- Directive
Write out the records below once more, exactly as they stand.

## Start

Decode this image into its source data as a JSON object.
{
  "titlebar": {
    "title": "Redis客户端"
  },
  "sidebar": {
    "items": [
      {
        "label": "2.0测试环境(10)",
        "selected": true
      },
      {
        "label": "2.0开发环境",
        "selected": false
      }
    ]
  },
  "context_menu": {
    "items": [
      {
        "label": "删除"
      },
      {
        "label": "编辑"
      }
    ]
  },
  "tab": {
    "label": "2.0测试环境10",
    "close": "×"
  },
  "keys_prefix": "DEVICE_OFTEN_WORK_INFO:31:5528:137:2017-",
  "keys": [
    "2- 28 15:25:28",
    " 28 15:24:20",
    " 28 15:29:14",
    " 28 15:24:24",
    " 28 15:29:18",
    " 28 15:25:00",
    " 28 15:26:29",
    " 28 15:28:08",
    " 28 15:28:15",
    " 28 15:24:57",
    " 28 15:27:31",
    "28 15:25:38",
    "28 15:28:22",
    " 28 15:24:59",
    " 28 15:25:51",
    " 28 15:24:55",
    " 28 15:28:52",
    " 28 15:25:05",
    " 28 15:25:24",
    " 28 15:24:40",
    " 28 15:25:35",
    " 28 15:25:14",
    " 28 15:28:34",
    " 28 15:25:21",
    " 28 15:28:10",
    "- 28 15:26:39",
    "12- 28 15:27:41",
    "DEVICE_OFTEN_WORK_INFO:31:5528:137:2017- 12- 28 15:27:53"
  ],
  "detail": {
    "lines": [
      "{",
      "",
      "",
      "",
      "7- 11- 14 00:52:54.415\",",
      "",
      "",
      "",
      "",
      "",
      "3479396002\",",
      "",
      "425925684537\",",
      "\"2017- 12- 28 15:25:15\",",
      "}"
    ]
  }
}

## End

- Result for this exercise
Decode this image into its source data as a JSON object.
{
  "titlebar": {
    "title": "Redis客户端"
  },
  "sidebar": {
    "items": [
      {
        "label": "2.0测试环境(10)",
        "selected": true
      },
      {
        "label": "2.0开发环境",
        "selected": false
      }
    ]
  },
  "context_menu": {
    "items": [
      {
        "label": "删除"
      },
      {
        "label": "编辑"
      }
    ]
  },
  "tab": {
    "label": "2.0测试环境10",
    "close": "×"
  },
  "keys_prefix": "DEVICE_OFTEN_WORK_INFO:31:5528:137:2017-",
  "keys": [
    "2- 28 15:25:28",
    " 28 15:24:20",
    " 28 15:29:14",
    " 28 15:24:24",
    " 28 15:29:18",
    " 28 15:25:00",
    " 28 15:26:29",
    " 28 15:28:08",
    " 28 15:28:15",
    " 28 15:24:57",
    " 28 15:27:31",
    "28 15:25:38",
    "28 15:28:22",
    " 28 15:24:59",
    " 28 15:25:51",
    " 28 15:24:55",
    " 28 15:28:52",
    " 28 15:25:05",
    " 28 15:25:24",
    " 28 15:24:40",
    " 28 15:25:35",
    " 28 15:25:14",
    " 28 15:28:34",
    " 28 15:25:21",
    " 28 15:28:10",
    "- 28 15:26:39",
    "12- 28 15:27:41",
    "DEVICE_OFTEN_WORK_INFO:31:5528:137:2017- 12- 28 15:27:53"
  ],
  "detail": {
    "lines": [
      "{",
      "",
      "",
      "",
      "7- 11- 14 00:52:54.415\",",
      "",
      "",
      "",
      "",
      "",
      "3479396002\",",
      "",
      "425925684537\",",
      "\"2017- 12- 28 15:25:15\",",
      "}"
    ]
  }
}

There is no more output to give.